WORK INSTRUCTIONS>
Every line below is to be quoted exactly, with nothing added or dropped.

Stored data entries
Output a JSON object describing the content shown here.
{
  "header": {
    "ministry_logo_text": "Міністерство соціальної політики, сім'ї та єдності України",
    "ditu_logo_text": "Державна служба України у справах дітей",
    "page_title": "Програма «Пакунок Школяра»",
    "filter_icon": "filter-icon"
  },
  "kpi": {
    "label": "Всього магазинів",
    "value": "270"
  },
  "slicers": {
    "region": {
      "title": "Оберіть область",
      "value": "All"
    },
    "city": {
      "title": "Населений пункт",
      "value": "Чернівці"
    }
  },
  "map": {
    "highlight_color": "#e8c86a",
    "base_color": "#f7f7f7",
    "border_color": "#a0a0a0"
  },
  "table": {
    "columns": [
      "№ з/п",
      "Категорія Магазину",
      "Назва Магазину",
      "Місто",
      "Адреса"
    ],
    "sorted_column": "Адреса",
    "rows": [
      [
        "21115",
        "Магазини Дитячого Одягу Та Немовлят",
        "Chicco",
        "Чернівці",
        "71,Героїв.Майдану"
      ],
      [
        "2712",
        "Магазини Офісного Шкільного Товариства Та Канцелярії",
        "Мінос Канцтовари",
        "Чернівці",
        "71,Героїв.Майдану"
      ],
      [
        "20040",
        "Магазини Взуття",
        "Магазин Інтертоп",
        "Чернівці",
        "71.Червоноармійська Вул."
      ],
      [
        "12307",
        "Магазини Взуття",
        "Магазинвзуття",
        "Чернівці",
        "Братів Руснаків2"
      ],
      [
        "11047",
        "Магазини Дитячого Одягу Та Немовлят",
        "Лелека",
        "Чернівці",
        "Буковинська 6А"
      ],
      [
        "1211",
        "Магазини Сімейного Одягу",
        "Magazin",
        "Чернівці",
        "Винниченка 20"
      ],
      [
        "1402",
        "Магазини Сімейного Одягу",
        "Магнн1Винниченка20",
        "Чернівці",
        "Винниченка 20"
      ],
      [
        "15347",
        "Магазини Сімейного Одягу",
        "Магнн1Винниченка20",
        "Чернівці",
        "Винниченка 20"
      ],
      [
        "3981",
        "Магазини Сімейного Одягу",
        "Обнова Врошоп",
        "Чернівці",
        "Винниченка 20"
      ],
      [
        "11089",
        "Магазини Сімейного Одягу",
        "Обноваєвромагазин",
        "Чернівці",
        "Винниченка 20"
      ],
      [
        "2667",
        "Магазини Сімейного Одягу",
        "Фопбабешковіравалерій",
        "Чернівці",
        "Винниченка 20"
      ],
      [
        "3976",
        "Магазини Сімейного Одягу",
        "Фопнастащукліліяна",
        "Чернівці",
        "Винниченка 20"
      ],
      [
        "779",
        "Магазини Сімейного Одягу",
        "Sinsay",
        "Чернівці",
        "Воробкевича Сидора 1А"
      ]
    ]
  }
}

SOLVED EXERCISE>
Output a JSON object describing the content shown here.
{
  "header": {
    "ministry_logo_text": "Міністерство соціальної політики, сім'ї та єдності України",
    "ditu_logo_text": "Державна служба України у справах дітей",
    "page_title": "Програма «Пакунок Школяра»",
    "filter_icon": "filter-icon"
  },
  "kpi": {
    "label": "Всього магазинів",
    "value": "270"
  },
  "slicers": {
    "region": {
      "title": "Оберіть область",
      "value": "All"
    },
    "city": {
      "title": "Населений пункт",
      "value": "Чернівці"
    }
  },
  "map": {
    "highlight_color": "#e8c86a",
    "base_color": "#f7f7f7",
    "border_color": "#a0a0a0"
  },
  "table": {
    "columns": [
      "№ з/п",
      "Категорія Магазину",
      "Назва Магазину",
      "Місто",
      "Адреса"
    ],
    "sorted_column": "Адреса",
    "rows": [
      [
        "21115",
        "Магазини Дитячого Одягу Та Немовлят",
        "Chicco",
        "Чернівці",
        "71,Героїв.Майдану"
      ],
      [
        "2712",
        "Магазини Офісного Шкільного Товариства Та Канцелярії",
        "Мінос Канцтовари",
        "Чернівці",
        "71,Героїв.Майдану"
      ],
      [
        "20040",
        "Магазини Взуття",
        "Магазин Інтертоп",
        "Чернівці",
        "71.Червоноармійська Вул."
      ],
      [
        "12307",
        "Магазини Взуття",
        "Магазинвзуття",
        "Чернівці",
        "Братів Руснаків2"
      ],
      [
        "11047",
        "Магазини Дитячого Одягу Та Немовлят",
        "Лелека",
        "Чернівці",
        "Буковинська 6А"
      ],
      [
        "1211",
        "Магазини Сімейного Одягу",
        "Magazin",
        "Чернівці",
        "Винниченка 20"
      ],
      [
        "1402",
        "Магазини Сімейного Одягу",
        "Магнн1Винниченка20",
        "Чернівці",
        "Винниченка 20"
      ],
      [
        "15347",
        "Магазини Сімейного Одягу",
        "Магнн1Винниченка20",
        "Чернівці",
        "Винниченка 20"
      ],
      [
        "3981",
        "Магазини Сімейного Одягу",
        "Обнова Врошоп",
        "Чернівці",
        "Винниченка 20"
      ],
      [
        "11089",
        "Магазини Сімейного Одягу",
        "Обноваєвромагазин",
        "Чернівці",
        "Винниченка 20"
      ],
      [
        "2667",
        "Магазини Сімейного Одягу",
        "Фопбабешковіравалерій",
        "Чернівці",
        "Винниченка 20"
      ],
      [
        "3976",
        "Магазини Сімейного Одягу",
        "Фопнастащукліліяна",
        "Чернівці",
        "Винниченка 20"
      ],
      [
        "779",
        "Магазини Сімейного Одягу",
        "Sinsay",
        "Чернівці",
        "Воробкевича Сидора 1А"
      ]
    ]
  }
}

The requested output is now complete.